* Stated exercise
Copy out exactly the lines from the one containing "Parse this screenshot: output" to the last line of the records below, both included, and leave out any pictures.

[Data items]
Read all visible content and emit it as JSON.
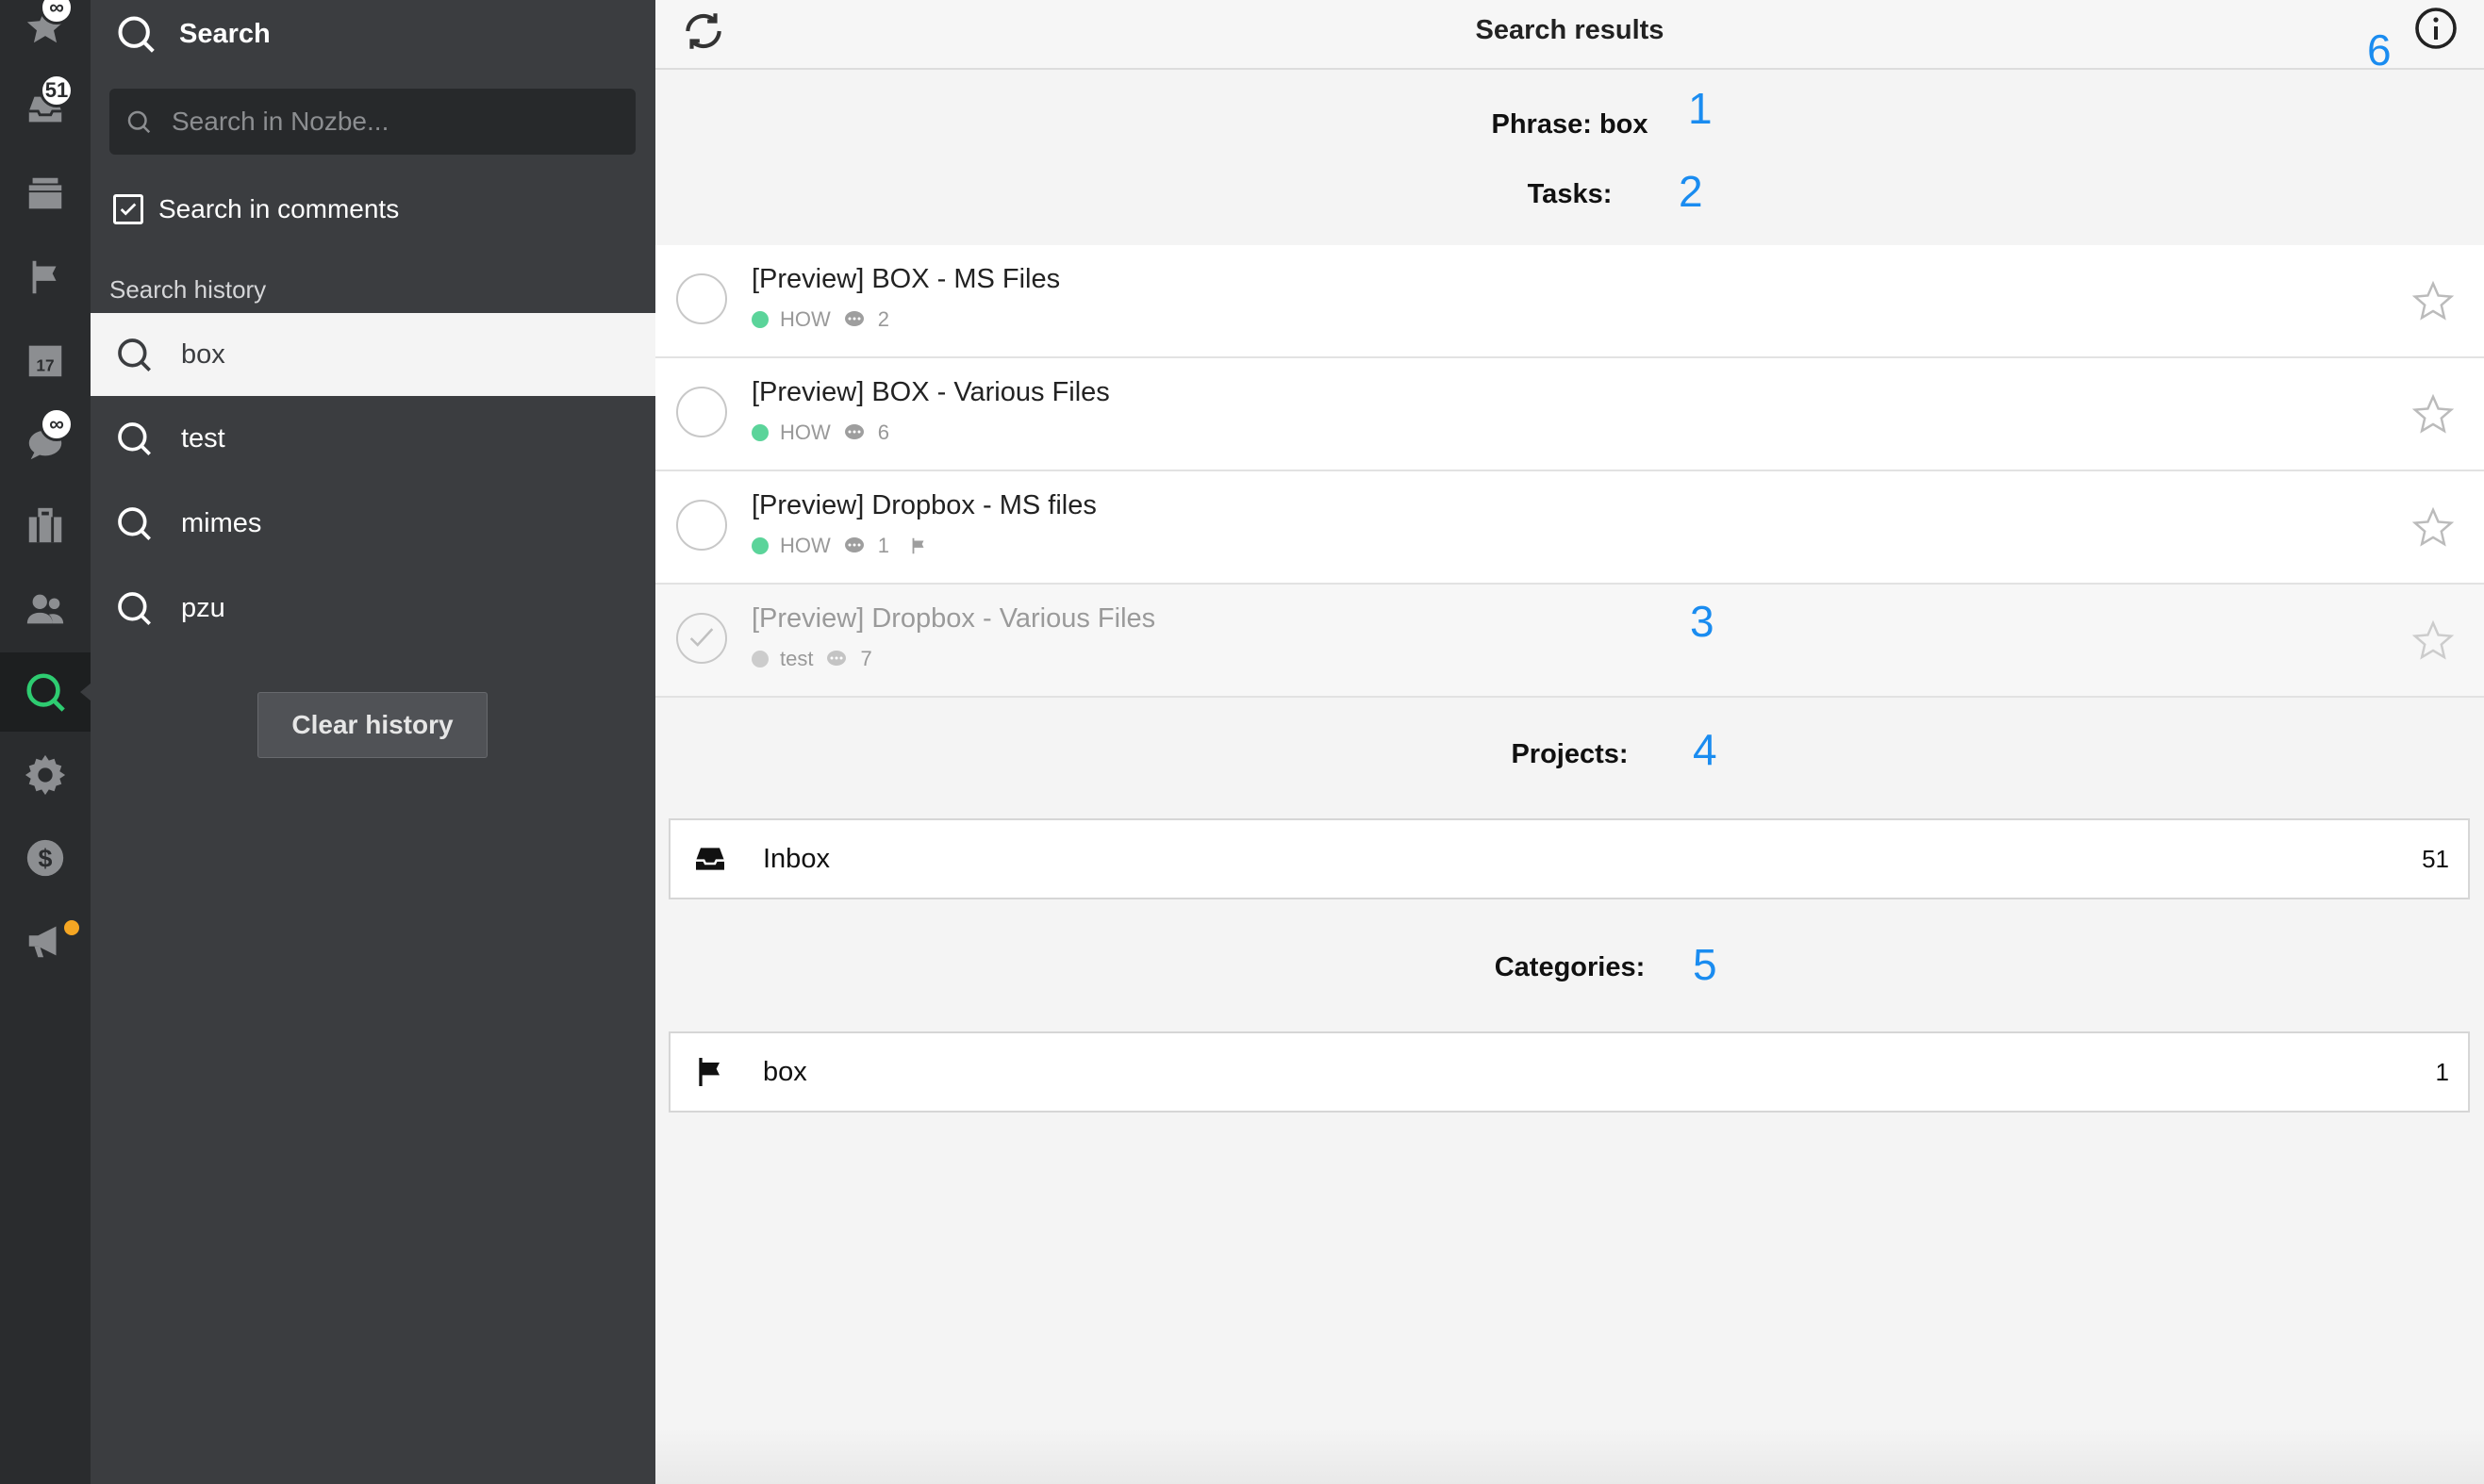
{
  "sidebar": {
    "badges": {
      "starred": "∞",
      "inbox": "51",
      "comments": "∞"
    }
  },
  "panel": {
    "title": "Search",
    "search_placeholder": "Search in Nozbe...",
    "search_in_comments_label": "Search in comments",
    "search_in_comments_checked": true,
    "history_label": "Search history",
    "history": [
      "box",
      "test",
      "mimes",
      "pzu"
    ],
    "active_history": "box",
    "clear_button": "Clear history"
  },
  "main": {
    "title": "Search results",
    "phrase": "Phrase: box",
    "tasks_label": "Tasks:",
    "tasks": [
      {
        "title": "[Preview] BOX - MS Files",
        "project": "HOW",
        "comments": "2",
        "flag": false,
        "done": false
      },
      {
        "title": "[Preview] BOX - Various Files",
        "project": "HOW",
        "comments": "6",
        "flag": false,
        "done": false
      },
      {
        "title": "[Preview] Dropbox - MS files",
        "project": "HOW",
        "comments": "1",
        "flag": true,
        "done": false
      },
      {
        "title": "[Preview] Dropbox - Various Files",
        "project": "test",
        "comments": "7",
        "flag": false,
        "done": true
      }
    ],
    "projects_label": "Projects:",
    "projects": [
      {
        "name": "Inbox",
        "count": "51"
      }
    ],
    "categories_label": "Categories:",
    "categories": [
      {
        "name": "box",
        "count": "1"
      }
    ],
    "annotations": [
      "1",
      "2",
      "3",
      "4",
      "5",
      "6"
    ]
  },
  "colors": {
    "accent": "#2ecc71",
    "annotation": "#1a8cf0",
    "project_dot": "#5bd49a",
    "notification": "#f5a623"
  }
}
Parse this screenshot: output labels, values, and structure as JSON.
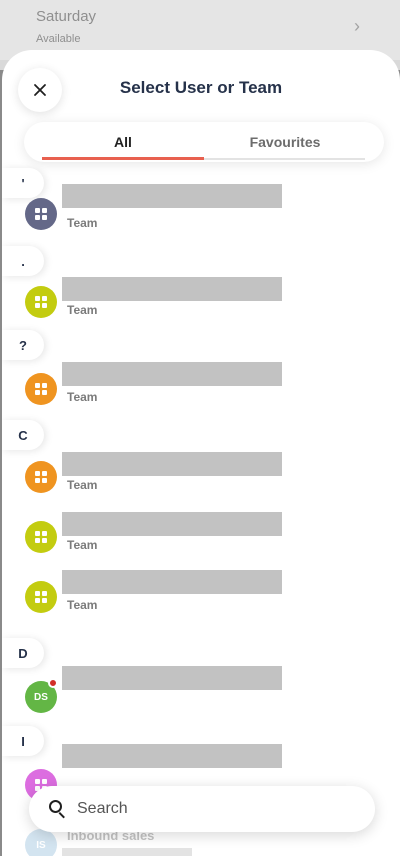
{
  "background": {
    "row_title": "Saturday",
    "row_subtitle": "Available",
    "chevron": "›"
  },
  "header": {
    "title": "Select User or Team",
    "close_icon": "×"
  },
  "tabs": [
    {
      "label": "All",
      "active": true
    },
    {
      "label": "Favourites",
      "active": false
    }
  ],
  "sections": {
    "apostrophe": "'",
    "dot": ".",
    "question": "?",
    "c": "C",
    "d": "D",
    "i": "I"
  },
  "items": {
    "team_label": "Team",
    "ds_initials": "DS",
    "is_initials": "IS",
    "inbound_label": "Inbound sales"
  },
  "colors": {
    "accent": "#e8604f",
    "title": "#26324a",
    "avatar_slate": "#646888",
    "avatar_lime": "#c3cc10",
    "avatar_orange": "#ef9420",
    "avatar_green": "#63b645",
    "avatar_pink": "#dc6de0",
    "avatar_lightblue": "#9ec4e0",
    "presence_red": "#d22f27"
  },
  "search": {
    "placeholder": "Search"
  }
}
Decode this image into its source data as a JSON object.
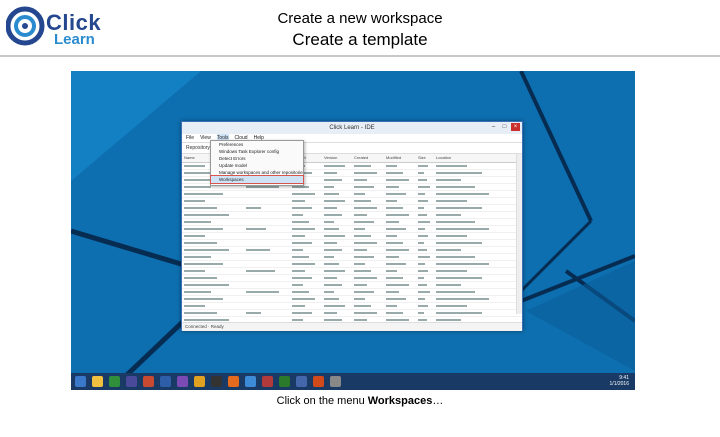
{
  "header": {
    "logo_top": "Click",
    "logo_bottom": "Learn",
    "title": "Create a new workspace",
    "subtitle": "Create a template"
  },
  "app_window": {
    "title": "Click Learn - IDE",
    "menu": [
      "File",
      "View",
      "Tools",
      "Cloud",
      "Help"
    ],
    "active_menu": "Tools",
    "toolbar_label": "Repository",
    "dropdown": [
      "Preferences",
      "Windows Task Explorer config",
      "Detect Errors",
      "Update model",
      "Manage workspaces and other repositories",
      "Workspaces"
    ],
    "highlighted_item": "Workspaces",
    "columns": [
      "Name",
      "",
      "Dataset",
      "Version",
      "Created",
      "Modified",
      "Size",
      "Location"
    ],
    "status": "Connected · Ready"
  },
  "taskbar": {
    "time": "9:41",
    "date": "1/1/2016"
  },
  "caption": {
    "prefix": "Click on the menu ",
    "bold": "Workspaces",
    "suffix": "…"
  },
  "colors": {
    "desktop": "#0d6fb0",
    "taskbar": "#1a3a66",
    "logo_dark": "#24478f",
    "logo_light": "#2a8ccf",
    "highlight_outline": "#d9534f"
  }
}
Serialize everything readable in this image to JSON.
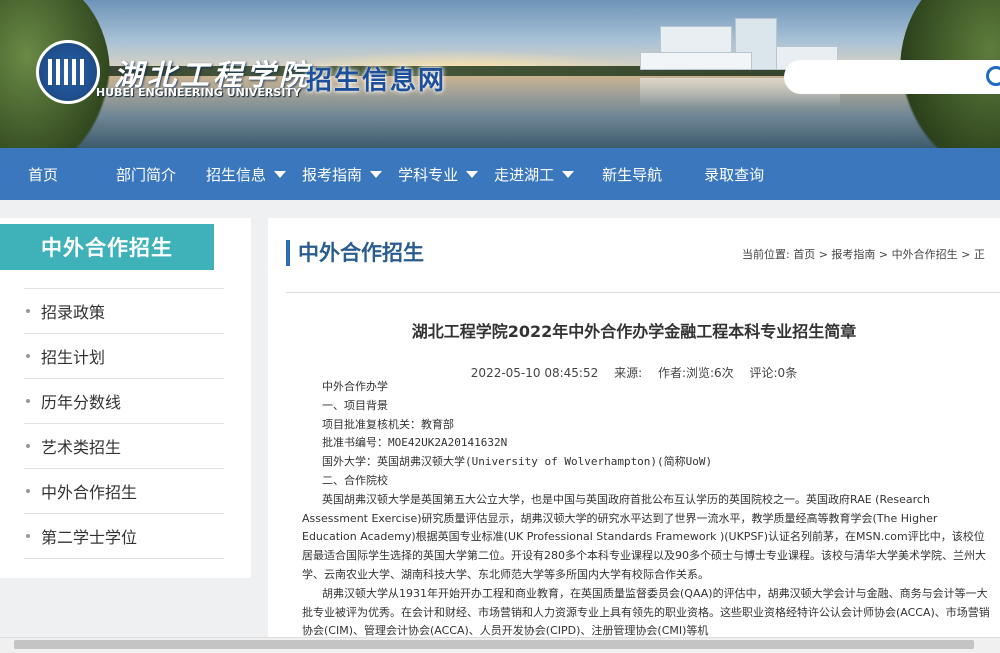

* Right answer
Parse this screenshot: output labels, values, and structure as JSON.
{
  "background": {
    "row_title": "Saturday",
    "row_subtitle": "Available",
    "chevron": "›"
  },
  "header": {
    "title": "Select User or Team",
    "close_icon": "×"
  },
  "tabs": [
    {
      "label": "All",
      "active": true
    },
    {
      "label": "Favourites",
      "active": false
    }
  ],
  "sections": {
    "apostrophe": "'",
    "dot": ".",
    "question": "?",
    "c": "C",
    "d": "D",
    "i": "I"
  },
  "items": {
    "team_label": "Team",
    "ds_initials": "DS",
    "is_initials": "IS",
    "inbound_label": "Inbound sales"
  },
  "colors": {
    "accent": "#e8604f",
    "title": "#26324a",
    "avatar_slate": "#646888",
    "avatar_lime": "#c3cc10",
    "avatar_orange": "#ef9420",
    "avatar_green": "#63b645",
    "avatar_pink": "#dc6de0",
    "avatar_lightblue": "#9ec4e0",
    "presence_red": "#d22f27"
  },
  "search": {
    "placeholder": "Search"
  }
}
Decode this image into its source data as a JSON object.
{
  "header": {
    "logo_top": "Click",
    "logo_bottom": "Learn",
    "title": "Create a new workspace",
    "subtitle": "Create a template"
  },
  "app_window": {
    "title": "Click Learn - IDE",
    "menu": [
      "File",
      "View",
      "Tools",
      "Cloud",
      "Help"
    ],
    "active_menu": "Tools",
    "toolbar_label": "Repository",
    "dropdown": [
      "Preferences",
      "Windows Task Explorer config",
      "Detect Errors",
      "Update model",
      "Manage workspaces and other repositories",
      "Workspaces"
    ],
    "highlighted_item": "Workspaces",
    "columns": [
      "Name",
      "",
      "Dataset",
      "Version",
      "Created",
      "Modified",
      "Size",
      "Location"
    ],
    "status": "Connected · Ready"
  },
  "taskbar": {
    "time": "9:41",
    "date": "1/1/2016"
  },
  "caption": {
    "prefix": "Click on the menu ",
    "bold": "Workspaces",
    "suffix": "…"
  },
  "colors": {
    "desktop": "#0d6fb0",
    "taskbar": "#1a3a66",
    "logo_dark": "#24478f",
    "logo_light": "#2a8ccf",
    "highlight_outline": "#d9534f"
  }
}
Serialize everything readable in this image to JSON.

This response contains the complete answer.